-- Document segment --
-=-=-=-=-
Iannis Xenakis was in many ways a unique figure of the twentieth-century. His compositional practices were sozzled in advanced mathematics, stochastic practices whose explication was certainly not for the feeble-hearted; or the non-mathematical for that matter. But what is really surprising is the primal force of the resulting scores. Shorn of obvious melody and containing rhythms that can one moment appear simple, the next moment dauntingly complex - pity the poor executants! - Xenakis’s music often speaks to us deep within our psyche.

The Mondrian Ensemble is fearless in the face of such a score as Ikhoor from 1978. The title refers to the fluid that flowed in the veins of the Gods. The characteristically raw energy of the opening sets the tone for the piece as a whole, although some surprisingly ‘warm’ sounding chords raise an eyebrow. Xenakis’s ear was acute and his effects could certainly make one listen anew. Try the violin slides around 5’10, so reminiscent of the ‘Clangers’ (as the other instruments join in, we get a conference of Clangers). For those readers either not old enough to remember the Clangers or from other territories, my apologies. They made scooping noises like other-worldly penny-whistles.

The Mondrian Ensemble delivers the score with huge confidence; from the accompanying pictures, it is that confidence born of youth. This is one of three trios by Xenakis (Linaia-Agon, of 1971 and Okho of 1989 are also in his catalogue – for further investigation, go to the Arditti’s excellent two-disc set issued in 2000 on Disques Montaigne MO782137).

To take the works in order of playing, Michel Roth’s verinnerung for piano trio takes its inspiration from a painting by Mondrian (‘Composition with Red, Yellow and Blue’ of 1928: http://www.inter-art.com/en/1881.htm). The work was commissioned by the present ensemble.

Michael Kinkel’s booklet note states that: ‘The consistent elimination of direct musical gestures in favour of nuanced sound could be interpreted as a parallel to an external stylistic trait of Mondrian’s painting’ before suggesting that, ‘such comparisons do not take us very far’. No, quite. But that is not to knock the piece itself. Roth used microtonal techniques as part of his armoury. There is something of Feldman about this work in that one is kept hanging on for the next sound one hears. Certainly there is a fragile beauty about much of this work; although there are also elements of the violent – the blindly obsessional note repetitions around 12’10 almost exude panic and are definitely discomforting to listen to!

Martin Jaggi takes natural phenomena as starting points for his music; in the present instance Saharan plateaux that have networks of dry furrows. Apparently this is part of a Sahara trilogy. There is a sense of peace to contrast with the piling-up of aggregates; an agile piano part, well delivered here. Again, as in the Roth, there are obsessive repetitions, but here they are more rhythmically primal.
-=-=-=-=-
-- Given task A --
Retype the passage of the music review between "Martin Jaggi takes" and "more rhythmically primal.", inclusive.
-- Given task B --
Echo the records word for word, starting at the first line of the records and ending with the line that holds "svg-text:VOICE: VOICE xyxy=(255,608,266,612)", with both of those lines included.

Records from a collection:
-=-=-=-=-
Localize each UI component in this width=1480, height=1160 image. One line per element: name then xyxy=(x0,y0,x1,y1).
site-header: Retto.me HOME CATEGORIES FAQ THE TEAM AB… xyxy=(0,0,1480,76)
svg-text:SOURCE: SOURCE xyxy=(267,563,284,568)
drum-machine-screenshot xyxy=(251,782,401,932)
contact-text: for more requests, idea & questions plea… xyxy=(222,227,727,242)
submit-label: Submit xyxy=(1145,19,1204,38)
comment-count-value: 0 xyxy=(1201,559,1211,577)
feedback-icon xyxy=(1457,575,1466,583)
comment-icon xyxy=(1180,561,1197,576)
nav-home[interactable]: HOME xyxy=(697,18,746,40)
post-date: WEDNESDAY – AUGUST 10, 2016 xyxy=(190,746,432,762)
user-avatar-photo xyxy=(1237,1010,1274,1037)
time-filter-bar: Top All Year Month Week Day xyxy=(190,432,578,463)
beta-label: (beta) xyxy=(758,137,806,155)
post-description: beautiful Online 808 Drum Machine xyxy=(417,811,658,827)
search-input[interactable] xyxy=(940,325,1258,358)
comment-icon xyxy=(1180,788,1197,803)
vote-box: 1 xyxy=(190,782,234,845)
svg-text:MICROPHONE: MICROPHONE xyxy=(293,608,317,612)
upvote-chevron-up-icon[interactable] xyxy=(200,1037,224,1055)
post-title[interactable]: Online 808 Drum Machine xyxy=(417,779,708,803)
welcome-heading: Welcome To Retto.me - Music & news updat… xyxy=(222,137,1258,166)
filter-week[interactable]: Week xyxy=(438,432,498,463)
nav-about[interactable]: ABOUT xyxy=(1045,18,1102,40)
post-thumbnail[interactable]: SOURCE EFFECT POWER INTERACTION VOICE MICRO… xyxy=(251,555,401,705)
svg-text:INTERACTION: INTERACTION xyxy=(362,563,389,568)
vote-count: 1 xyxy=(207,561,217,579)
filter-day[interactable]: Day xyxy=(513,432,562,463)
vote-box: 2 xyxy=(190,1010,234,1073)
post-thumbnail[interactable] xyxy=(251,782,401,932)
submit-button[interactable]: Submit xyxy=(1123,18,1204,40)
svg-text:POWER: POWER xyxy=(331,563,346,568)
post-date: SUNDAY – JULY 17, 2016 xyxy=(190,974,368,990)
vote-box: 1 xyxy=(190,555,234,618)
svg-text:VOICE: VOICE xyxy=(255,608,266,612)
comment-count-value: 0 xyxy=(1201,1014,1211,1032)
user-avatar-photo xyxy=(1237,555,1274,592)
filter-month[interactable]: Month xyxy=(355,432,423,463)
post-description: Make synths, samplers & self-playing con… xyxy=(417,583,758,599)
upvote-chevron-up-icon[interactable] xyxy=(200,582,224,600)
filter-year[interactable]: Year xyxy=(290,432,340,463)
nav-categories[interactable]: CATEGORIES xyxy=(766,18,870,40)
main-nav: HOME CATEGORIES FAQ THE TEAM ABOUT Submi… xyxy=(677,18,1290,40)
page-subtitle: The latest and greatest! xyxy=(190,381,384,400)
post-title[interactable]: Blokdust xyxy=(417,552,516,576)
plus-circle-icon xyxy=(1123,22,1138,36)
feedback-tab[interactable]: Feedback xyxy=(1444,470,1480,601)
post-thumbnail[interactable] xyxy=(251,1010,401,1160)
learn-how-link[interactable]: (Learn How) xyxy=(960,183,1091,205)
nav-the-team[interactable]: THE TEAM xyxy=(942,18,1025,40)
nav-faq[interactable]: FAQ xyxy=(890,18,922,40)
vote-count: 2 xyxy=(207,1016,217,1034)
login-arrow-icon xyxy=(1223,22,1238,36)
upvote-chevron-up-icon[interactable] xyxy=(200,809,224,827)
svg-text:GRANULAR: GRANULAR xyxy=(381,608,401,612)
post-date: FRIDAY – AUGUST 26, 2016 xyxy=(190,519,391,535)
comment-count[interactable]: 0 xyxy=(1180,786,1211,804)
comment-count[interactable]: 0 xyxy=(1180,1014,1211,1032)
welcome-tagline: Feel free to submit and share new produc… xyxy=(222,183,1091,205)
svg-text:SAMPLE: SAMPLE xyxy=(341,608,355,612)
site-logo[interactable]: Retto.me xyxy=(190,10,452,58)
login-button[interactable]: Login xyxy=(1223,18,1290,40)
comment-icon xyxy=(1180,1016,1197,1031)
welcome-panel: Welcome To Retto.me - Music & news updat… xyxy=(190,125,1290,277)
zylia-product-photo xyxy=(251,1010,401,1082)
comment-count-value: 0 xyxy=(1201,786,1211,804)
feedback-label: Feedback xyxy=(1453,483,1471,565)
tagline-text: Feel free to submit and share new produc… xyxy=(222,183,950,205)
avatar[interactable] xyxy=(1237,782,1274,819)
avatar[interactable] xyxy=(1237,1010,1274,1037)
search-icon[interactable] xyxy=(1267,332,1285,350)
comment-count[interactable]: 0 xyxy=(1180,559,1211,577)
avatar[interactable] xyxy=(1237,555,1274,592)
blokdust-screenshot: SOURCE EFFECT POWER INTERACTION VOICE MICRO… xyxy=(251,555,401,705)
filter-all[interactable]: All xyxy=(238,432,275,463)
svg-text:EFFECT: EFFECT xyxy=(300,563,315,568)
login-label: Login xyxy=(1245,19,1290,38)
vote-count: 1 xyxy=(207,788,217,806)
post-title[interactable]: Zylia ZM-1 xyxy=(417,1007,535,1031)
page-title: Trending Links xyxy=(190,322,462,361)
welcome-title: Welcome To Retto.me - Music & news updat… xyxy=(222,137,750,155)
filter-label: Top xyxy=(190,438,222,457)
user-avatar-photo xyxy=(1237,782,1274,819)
-=-=-=-=-
-- Complete output A --
Martin Jaggi takes natural phenomena as starting points for his music; in the present instance Saharan plateaux that have networks of dry furrows. Apparently this is part of a Sahara trilogy. There is a sense of peace to contrast with the piling-up of aggregates; an agile piano part, well delivered here. Again, as in the Roth, there are obsessive repetitions, but here they are more rhythmically primal.

-- Complete output B --
Localize each UI component in this width=1480, height=1160 image. One line per element: name then xyxy=(x0,y0,x1,y1).
site-header: Retto.me HOME CATEGORIES FAQ THE TEAM AB… xyxy=(0,0,1480,76)
svg-text:SOURCE: SOURCE xyxy=(267,563,284,568)
drum-machine-screenshot xyxy=(251,782,401,932)
contact-text: for more requests, idea & questions plea… xyxy=(222,227,727,242)
submit-label: Submit xyxy=(1145,19,1204,38)
comment-count-value: 0 xyxy=(1201,559,1211,577)
feedback-icon xyxy=(1457,575,1466,583)
comment-icon xyxy=(1180,561,1197,576)
nav-home[interactable]: HOME xyxy=(697,18,746,40)
post-date: WEDNESDAY – AUGUST 10, 2016 xyxy=(190,746,432,762)
user-avatar-photo xyxy=(1237,1010,1274,1037)
time-filter-bar: Top All Year Month Week Day xyxy=(190,432,578,463)
beta-label: (beta) xyxy=(758,137,806,155)
post-description: beautiful Online 808 Drum Machine xyxy=(417,811,658,827)
search-input[interactable] xyxy=(940,325,1258,358)
comment-icon xyxy=(1180,788,1197,803)
vote-box: 1 xyxy=(190,782,234,845)
svg-text:MICROPHONE: MICROPHONE xyxy=(293,608,317,612)
upvote-chevron-up-icon[interactable] xyxy=(200,1037,224,1055)
post-title[interactable]: Online 808 Drum Machine xyxy=(417,779,708,803)
welcome-heading: Welcome To Retto.me - Music & news updat… xyxy=(222,137,1258,166)
filter-week[interactable]: Week xyxy=(438,432,498,463)
nav-about[interactable]: ABOUT xyxy=(1045,18,1102,40)
post-thumbnail[interactable]: SOURCE EFFECT POWER INTERACTION VOICE MICRO… xyxy=(251,555,401,705)
svg-text:INTERACTION: INTERACTION xyxy=(362,563,389,568)
vote-count: 1 xyxy=(207,561,217,579)
filter-day[interactable]: Day xyxy=(513,432,562,463)
vote-box: 2 xyxy=(190,1010,234,1073)
post-thumbnail[interactable] xyxy=(251,782,401,932)
submit-button[interactable]: Submit xyxy=(1123,18,1204,40)
svg-text:POWER: POWER xyxy=(331,563,346,568)
post-date: SUNDAY – JULY 17, 2016 xyxy=(190,974,368,990)
vote-box: 1 xyxy=(190,555,234,618)
svg-text:VOICE: VOICE xyxy=(255,608,266,612)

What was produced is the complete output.